--- ENTRIES SUPPLIED ---
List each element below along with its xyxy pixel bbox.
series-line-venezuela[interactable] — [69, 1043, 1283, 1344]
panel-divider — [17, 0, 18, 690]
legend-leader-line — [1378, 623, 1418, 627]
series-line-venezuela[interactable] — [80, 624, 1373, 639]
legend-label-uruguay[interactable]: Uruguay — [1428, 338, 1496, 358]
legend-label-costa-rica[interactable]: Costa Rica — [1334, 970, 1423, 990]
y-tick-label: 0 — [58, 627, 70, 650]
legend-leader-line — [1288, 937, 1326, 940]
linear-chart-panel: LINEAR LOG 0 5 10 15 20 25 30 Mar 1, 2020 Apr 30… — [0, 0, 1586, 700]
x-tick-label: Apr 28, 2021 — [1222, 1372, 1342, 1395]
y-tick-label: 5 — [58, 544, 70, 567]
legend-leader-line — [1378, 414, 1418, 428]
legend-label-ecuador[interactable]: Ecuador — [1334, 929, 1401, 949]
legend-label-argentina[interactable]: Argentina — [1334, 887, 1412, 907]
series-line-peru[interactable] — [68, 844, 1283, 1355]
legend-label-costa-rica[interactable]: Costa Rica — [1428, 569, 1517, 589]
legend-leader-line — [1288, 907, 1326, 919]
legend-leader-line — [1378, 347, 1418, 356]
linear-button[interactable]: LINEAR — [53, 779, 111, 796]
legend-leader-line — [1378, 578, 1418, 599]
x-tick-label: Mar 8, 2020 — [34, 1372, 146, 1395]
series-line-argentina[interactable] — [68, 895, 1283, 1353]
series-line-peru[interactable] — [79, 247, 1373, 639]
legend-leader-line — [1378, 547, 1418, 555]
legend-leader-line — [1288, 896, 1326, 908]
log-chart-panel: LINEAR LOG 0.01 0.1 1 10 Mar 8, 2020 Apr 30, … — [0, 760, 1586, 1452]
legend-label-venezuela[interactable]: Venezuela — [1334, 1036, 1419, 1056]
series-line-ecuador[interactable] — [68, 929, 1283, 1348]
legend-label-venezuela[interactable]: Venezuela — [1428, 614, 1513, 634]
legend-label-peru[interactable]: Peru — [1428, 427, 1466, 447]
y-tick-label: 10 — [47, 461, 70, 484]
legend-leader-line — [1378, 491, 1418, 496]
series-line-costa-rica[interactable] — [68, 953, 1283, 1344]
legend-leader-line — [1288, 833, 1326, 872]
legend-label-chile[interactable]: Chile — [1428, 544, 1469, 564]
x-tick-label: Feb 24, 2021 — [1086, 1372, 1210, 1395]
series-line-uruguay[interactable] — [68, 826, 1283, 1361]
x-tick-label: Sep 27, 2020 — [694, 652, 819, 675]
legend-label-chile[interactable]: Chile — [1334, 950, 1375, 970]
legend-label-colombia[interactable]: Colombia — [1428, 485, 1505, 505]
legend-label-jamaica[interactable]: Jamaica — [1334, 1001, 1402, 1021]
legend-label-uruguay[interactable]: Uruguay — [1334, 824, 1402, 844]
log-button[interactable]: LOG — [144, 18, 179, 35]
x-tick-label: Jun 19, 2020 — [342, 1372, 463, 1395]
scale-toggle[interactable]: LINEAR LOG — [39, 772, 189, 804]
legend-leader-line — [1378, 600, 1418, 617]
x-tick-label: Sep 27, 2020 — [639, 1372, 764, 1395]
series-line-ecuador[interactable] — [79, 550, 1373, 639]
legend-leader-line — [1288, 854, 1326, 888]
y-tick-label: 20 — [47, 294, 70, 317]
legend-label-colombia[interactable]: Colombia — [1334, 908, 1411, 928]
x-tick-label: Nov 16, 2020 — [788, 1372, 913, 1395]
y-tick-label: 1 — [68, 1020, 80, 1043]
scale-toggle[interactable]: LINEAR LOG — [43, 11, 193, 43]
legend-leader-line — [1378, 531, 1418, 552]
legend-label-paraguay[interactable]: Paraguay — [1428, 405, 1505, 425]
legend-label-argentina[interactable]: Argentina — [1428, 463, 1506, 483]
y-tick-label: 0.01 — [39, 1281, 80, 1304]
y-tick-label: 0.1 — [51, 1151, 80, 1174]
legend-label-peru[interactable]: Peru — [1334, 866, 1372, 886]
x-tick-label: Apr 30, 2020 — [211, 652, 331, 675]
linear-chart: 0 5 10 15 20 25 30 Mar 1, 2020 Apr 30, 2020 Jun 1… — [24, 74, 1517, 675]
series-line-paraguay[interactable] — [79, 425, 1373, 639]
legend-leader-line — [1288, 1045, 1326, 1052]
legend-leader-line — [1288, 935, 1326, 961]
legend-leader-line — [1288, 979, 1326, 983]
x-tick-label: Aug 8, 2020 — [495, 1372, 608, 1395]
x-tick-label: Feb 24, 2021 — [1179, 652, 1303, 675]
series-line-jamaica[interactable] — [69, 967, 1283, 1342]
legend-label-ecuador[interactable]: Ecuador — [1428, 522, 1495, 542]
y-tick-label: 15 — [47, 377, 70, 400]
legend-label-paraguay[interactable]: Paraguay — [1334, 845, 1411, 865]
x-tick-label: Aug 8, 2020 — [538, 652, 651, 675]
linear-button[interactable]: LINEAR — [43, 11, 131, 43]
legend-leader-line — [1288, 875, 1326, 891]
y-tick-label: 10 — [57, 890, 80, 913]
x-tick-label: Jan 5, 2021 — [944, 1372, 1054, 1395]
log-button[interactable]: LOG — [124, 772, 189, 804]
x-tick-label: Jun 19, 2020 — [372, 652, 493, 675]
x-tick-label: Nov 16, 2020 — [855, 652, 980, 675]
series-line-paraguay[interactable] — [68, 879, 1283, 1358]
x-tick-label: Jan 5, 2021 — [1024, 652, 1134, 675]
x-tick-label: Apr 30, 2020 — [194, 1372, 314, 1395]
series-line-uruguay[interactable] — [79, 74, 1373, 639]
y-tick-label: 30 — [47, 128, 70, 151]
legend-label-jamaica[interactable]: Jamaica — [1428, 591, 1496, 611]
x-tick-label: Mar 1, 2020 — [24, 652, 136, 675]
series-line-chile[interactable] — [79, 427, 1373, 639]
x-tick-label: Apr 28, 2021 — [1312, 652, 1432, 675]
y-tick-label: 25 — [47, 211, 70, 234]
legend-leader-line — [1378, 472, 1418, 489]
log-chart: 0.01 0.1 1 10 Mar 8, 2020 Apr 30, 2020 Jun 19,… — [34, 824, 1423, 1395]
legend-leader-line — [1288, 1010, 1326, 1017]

--- TASK TO COMPLETE ---
Please render the data as a Markdown table with the columns Index and Text, giving each line a number and skipping blank lines. Begin at the first line of the data and stop after the line that contains "338, 1496, 358]".

--- EXERCISE ANSWER ---
| Index | Text |
|---|---|
| 1 | List each element below along with its xyxy pixel bbox. |
| 2 | series-line-venezuela[interactable] — [69, 1043, 1283, 1344] |
| 3 | panel-divider — [17, 0, 18, 690] |
| 4 | legend-leader-line — [1378, 623, 1418, 627] |
| 5 | series-line-venezuela[interactable] — [80, 624, 1373, 639] |
| 6 | legend-label-uruguay[interactable]: Uruguay — [1428, 338, 1496, 358] |